■ Exercise objective: Only a number is required: how many lines of the material contain the word "الخطأ"?

■ Records supplied:
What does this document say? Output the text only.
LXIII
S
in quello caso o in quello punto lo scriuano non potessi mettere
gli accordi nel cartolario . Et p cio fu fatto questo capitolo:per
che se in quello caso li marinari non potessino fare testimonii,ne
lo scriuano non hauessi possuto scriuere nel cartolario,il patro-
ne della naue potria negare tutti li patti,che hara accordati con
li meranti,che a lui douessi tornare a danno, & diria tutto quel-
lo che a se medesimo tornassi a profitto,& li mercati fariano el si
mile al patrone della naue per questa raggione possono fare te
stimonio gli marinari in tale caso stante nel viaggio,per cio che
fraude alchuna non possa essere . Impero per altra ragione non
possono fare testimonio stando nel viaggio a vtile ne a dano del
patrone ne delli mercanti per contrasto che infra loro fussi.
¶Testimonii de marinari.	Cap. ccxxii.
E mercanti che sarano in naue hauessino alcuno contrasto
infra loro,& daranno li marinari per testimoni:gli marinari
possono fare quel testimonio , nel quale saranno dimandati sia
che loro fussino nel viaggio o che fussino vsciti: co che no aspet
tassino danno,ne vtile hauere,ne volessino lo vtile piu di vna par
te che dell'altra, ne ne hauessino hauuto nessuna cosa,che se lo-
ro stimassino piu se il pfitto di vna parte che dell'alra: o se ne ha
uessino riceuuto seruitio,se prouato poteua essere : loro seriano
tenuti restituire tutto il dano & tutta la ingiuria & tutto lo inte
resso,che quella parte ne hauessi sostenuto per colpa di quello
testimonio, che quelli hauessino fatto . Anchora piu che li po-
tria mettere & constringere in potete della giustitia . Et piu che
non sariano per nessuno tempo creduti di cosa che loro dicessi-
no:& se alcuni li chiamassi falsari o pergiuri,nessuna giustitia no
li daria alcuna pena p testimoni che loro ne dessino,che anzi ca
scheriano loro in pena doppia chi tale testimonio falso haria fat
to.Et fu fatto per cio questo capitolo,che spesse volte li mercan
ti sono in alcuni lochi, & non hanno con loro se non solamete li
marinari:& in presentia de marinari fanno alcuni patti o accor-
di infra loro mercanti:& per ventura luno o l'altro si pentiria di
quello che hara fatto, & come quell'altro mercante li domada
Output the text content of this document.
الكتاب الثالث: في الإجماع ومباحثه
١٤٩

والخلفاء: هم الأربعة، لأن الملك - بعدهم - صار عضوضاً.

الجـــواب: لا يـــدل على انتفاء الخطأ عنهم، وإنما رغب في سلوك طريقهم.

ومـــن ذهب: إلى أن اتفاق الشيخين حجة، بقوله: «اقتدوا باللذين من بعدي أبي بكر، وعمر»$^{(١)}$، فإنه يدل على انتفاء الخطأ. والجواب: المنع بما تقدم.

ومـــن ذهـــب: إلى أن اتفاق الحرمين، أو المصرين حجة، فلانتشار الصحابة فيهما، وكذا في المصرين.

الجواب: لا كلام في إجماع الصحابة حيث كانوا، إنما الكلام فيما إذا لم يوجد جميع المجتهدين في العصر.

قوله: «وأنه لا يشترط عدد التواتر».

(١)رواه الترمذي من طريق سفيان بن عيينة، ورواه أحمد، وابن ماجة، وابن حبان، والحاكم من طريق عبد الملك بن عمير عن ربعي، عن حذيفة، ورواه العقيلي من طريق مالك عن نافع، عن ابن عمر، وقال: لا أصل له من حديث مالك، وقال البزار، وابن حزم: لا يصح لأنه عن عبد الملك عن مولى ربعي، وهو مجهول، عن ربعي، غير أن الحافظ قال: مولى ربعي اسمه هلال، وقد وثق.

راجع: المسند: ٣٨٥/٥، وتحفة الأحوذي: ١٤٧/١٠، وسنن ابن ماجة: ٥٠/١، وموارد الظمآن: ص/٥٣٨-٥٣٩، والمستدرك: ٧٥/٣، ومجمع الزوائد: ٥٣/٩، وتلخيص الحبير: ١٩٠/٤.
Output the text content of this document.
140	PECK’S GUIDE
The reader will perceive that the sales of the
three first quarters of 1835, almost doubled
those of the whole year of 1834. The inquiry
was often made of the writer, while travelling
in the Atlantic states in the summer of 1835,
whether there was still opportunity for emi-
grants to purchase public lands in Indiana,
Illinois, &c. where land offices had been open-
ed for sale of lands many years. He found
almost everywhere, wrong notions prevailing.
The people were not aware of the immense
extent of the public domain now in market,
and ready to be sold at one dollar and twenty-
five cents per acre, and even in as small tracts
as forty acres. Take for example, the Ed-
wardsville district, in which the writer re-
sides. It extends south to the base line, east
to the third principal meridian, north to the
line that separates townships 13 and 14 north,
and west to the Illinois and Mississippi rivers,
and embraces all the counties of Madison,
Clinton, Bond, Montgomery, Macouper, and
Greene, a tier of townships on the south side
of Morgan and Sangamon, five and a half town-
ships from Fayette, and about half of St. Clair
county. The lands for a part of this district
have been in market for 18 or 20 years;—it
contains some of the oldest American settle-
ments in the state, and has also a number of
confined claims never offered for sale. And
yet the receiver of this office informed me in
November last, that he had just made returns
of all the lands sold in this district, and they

■ Exercise solution: 2